**TEXT PASSAGE**.

Arie: “I will not vote, I’m fed up with politics. It will be a blank ballot. I have no confidence in politics – for years now”
Q from Nieuwsuur: Do you feel that the government has abandoned its citizens?
Arie: “Absolutely, they can send millions to Greece or a country at war, but if I ask for a stipend for my daughter’s studies for later, they say they can’t help. There’s no money for that.”
“So there you go. You can help refugees and bail out Greece, but you can’t give us money to help with my daughter’s future education. The tie to the Greek situation is crystal clear. Greece is not getting any forgiveness because voters in the Netherlands and Germany, who go to the ballot box this year, don’t want this. It’s as simple as that.
“I don’t know how you solve this politically. What I do know is that none of this is good for growth. To me, Europe’s economic policies are delusional. It’s clear they are anti-growth. But everyone feels boxed in politically because the lack of monetary sovereignty for eurozone governments mandates that governments restrict spending to maintain fiscal sustainability. This causes electorates to turn inward and circle the wagons – as we see in the Dutch reactions.”
Germany and the refugee problem
Now take this same dynamic to Germany where the refugee population is much, much larger.
First, let’s remember that the population of the former West Germany lived for some 60 years ashamed of Germany’s Nazi past. When I was a diplomat there in the early to mid-1990s, that was still very much the sentiment. It was unheard of for Germans to wear gear with German flags on it the way Americans, Canadians and British people do. Being German was shameful.
Now in private, Germans weren’t ashamed of being German at all. They were proud of their industriousness, their discipline and economic success. They were just ashamed of the Nazi past. And so they kept their pride to themselves. And the Germans welcomed a stream of foreigners into the country in part to show how the country had changed 180 degrees. Merkel’s refugee policies hearken back to this sentiment. And this is especially true for German Chancellor Angela Merkel given Merkel’s upbringing as the daughter of a Lutheran minister.
But, taking in 1 million people in a single year is difficult. That’s what Germany did in 2015 due to the war in Syria. What’s more, Germany is a different country now. 2006 marked a shift. That’s when the Germans hosted the Men’s Football World Cup. This was the first major sporting event in the new united Germany. And Germans were suddenly openly proud, waving the German flag and showing much more open patriotic spirit than at any time since World War 2. In this new Germany, there is room to be welcoming of foreigners without having to atone for Germany’s Nazi past. And so there are limits to how much change Germans will tolerate.
The rise of right populism in Germany
Now go back to what Dutchman Arie Kempinga said last year:
Arie: “Absolutely, they can send millions to Greece or a country at war, but if I ask for a stipend for my daughter’s studies for later, they say they can’t help. There’s no money for that.”
That’s what many Germans think too. How do you deal with that politically?
What’s often unsaid here too is that the Germans have a problem with right-wing extremism. The former East Germany was never indoctrinated in the repentant German attitude that West Germans were because they weren’t integrated into the capitalist west system, dealing with their former war enemies as business and political partners.
And so, when Germany unified, there was a problem with right wing radicalism among young males right from the start. And this was especially true because of the economic devastation reunification wrought on eastern German industry and the economic fortunes of young males.

**SUPPLIED MATERIAL**.
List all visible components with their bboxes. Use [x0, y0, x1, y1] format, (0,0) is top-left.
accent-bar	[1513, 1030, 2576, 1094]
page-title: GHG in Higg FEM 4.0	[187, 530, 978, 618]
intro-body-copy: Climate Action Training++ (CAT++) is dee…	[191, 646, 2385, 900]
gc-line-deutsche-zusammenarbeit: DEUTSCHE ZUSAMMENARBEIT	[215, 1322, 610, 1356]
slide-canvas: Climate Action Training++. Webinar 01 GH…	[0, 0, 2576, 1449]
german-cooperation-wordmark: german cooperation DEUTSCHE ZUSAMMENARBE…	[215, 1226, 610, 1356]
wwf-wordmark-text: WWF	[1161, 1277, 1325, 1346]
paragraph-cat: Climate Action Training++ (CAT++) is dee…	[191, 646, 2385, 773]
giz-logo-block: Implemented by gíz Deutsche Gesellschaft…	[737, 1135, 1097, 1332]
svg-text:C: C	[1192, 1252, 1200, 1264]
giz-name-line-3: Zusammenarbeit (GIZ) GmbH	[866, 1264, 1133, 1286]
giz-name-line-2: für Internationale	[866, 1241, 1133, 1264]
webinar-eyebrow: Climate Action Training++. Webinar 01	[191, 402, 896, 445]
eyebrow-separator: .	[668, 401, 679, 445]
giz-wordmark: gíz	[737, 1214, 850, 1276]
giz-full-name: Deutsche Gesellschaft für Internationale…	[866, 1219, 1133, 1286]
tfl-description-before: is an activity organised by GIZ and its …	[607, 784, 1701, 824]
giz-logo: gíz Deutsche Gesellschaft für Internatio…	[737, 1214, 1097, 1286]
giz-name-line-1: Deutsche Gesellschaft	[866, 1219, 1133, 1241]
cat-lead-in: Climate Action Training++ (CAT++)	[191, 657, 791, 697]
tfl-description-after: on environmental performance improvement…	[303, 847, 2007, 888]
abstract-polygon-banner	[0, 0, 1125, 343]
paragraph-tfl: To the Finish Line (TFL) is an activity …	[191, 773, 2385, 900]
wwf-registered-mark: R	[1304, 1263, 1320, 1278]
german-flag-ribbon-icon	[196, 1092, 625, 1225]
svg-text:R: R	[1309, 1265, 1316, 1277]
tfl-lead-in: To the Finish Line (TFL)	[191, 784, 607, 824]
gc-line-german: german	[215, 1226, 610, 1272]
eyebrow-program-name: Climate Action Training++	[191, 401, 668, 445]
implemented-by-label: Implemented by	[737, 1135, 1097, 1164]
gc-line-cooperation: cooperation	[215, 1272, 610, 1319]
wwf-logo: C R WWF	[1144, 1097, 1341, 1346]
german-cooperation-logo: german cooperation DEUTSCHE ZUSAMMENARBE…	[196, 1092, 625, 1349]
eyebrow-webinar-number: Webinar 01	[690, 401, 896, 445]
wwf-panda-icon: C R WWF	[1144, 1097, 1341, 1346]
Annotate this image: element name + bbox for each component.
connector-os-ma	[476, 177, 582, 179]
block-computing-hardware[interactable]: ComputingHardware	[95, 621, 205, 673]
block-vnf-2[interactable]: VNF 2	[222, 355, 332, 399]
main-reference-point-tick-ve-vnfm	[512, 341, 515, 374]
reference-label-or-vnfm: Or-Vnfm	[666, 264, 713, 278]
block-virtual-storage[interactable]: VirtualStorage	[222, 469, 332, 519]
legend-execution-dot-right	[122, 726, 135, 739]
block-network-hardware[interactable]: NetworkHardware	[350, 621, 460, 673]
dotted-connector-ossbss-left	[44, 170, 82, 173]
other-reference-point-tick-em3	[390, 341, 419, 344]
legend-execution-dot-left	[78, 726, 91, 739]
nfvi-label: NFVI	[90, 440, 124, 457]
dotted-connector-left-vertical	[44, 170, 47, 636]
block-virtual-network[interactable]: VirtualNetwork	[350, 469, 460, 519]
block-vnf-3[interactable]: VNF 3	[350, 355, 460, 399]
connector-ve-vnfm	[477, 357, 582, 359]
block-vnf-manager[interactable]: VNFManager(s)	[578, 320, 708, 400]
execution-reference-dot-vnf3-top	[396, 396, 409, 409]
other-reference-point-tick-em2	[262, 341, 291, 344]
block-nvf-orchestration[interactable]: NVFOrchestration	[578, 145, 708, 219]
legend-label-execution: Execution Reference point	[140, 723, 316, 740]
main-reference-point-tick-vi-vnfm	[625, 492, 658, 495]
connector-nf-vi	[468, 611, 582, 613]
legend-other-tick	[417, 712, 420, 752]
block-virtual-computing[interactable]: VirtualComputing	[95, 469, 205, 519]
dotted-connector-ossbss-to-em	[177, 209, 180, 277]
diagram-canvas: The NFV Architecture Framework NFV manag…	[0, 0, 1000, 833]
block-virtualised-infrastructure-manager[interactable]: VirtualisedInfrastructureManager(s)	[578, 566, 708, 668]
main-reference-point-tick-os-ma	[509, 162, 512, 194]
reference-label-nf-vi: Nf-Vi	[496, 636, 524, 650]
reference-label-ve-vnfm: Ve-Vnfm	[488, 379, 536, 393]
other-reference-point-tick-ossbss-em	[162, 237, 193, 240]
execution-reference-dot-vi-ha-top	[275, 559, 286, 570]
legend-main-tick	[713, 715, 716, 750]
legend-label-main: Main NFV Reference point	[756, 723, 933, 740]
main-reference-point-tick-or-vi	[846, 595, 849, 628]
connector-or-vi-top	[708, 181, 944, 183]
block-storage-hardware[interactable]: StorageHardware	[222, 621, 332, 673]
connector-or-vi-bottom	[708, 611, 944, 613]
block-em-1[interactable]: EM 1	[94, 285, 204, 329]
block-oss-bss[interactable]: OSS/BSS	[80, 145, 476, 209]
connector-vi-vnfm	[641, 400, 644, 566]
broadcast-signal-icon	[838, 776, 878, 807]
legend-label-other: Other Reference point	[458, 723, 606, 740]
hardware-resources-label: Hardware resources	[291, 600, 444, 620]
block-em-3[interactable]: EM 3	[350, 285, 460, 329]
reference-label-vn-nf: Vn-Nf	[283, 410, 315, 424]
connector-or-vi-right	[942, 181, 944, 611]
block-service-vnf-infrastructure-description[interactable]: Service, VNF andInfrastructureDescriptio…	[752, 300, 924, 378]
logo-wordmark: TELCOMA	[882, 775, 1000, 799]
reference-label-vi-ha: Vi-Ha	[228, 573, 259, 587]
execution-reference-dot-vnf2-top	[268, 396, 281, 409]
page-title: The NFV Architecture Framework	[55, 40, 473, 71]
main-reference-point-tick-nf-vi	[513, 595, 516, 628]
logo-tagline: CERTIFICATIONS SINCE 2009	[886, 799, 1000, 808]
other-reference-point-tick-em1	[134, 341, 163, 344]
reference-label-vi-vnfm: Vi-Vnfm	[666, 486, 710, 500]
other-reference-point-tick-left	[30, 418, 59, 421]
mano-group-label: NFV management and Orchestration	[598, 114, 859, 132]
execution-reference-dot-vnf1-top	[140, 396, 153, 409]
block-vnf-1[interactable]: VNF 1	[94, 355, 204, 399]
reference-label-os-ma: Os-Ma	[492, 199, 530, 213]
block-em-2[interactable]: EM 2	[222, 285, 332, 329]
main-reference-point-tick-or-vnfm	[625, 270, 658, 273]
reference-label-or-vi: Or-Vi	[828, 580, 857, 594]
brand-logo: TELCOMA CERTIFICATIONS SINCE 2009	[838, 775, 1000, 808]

**WORK TO COMPLETE**.
• 1. Reproduce the stretch of the commentary on refugees and politics in Germany from "What’s often unsaid" through "and political partners.".
• 2. According to the commentary on refugees and politics in Germany, what event in 2006 marked a shift for the country?
• 3. Can you write what comes next in the commentary on refugees and politics in Germany, starting after its last sentence?
The records are separate material, unrelated to the commentary on refugees and politics in Germany.

**RESPONSES TO THE EXERCISE**.
• 1.
What’s often unsaid here too is that the Germans have a problem with right-wing extremism. The former East Germany was never indoctrinated in the repentant German attitude that West Germans were because they weren’t integrated into the capitalist west system, dealing with their former war enemies as business and political partners.

• 2. Germany hosted the Men's Football World Cup.

• 3.
Back in 1993, I made several trips to Berlin as a tourist and also to work in the then-American consulate as the capital was in Bonn. I remember going to the remnants of the wall one day with two friends and seeing a bunch of skinheads coming toward us with combat boots, black leather jackets and a Rottweiler dog. We turned right around rather than face confrontation.
Fast forward to 2018 and it’s not just some young eastern German males that have right-wing nationalistic values. It’s also some ordinary working class people — the German equivalents of Arie and Harma Kempinga. This is particularly true in places like the industrial area of North Rhine-Westphalia, the area I know best in Germany.
But in Bavaria, already a conservative region of Germany, the immigrant flow has made the situation more stark. Bavaria is right on the southern border. So almost all of the immigrants that pass through other southern European countries to get to Germany come through Bavaria. And Horst Seehofer, the head of the ruling CSU party there, is under a lot of pressure to take a stand to stop the flow.
The political problem in Bavaria
That’s where all of this is coming from. Seehofer is not just the head of his party, but also the Interior Minister. And that puts him in a unique position to force the issue to a head politically. He is doing this for political reasons. In Bavaria, his CSU party is conservative, yes. But it isn’t getting outflanked by the new anti-immigrant Eurosceptic AfD. And if he wants to win the next election on 14 October this year, he needs to stop his voters from going to the AfD. Taking a stand on immigration will help do this — even if it torpedoes the governing coalition.
In the 2017 election, for example, the CSU only took 38.8% of the votes. That’s down from 49.3% in the previous federal election in 2013 and the 47.7% in the state election that same year. The AfD didn’t even get votes in the 2013 state election because it hadn’t formed. Now it is polling at 14% to the CSU’s 41%.
So while the AfD is taking working class votes from both the mainstream SPD and CDU/CSU main parties, it is the CSU which is the most impacted because it is the most conservative of the parties.
From a governing coalition perspective, this puts Angela Merkel in an awkward position since the CSU is supposed to be her CDU’s sister party in Bavaria, it’s only natural and perpetual ally.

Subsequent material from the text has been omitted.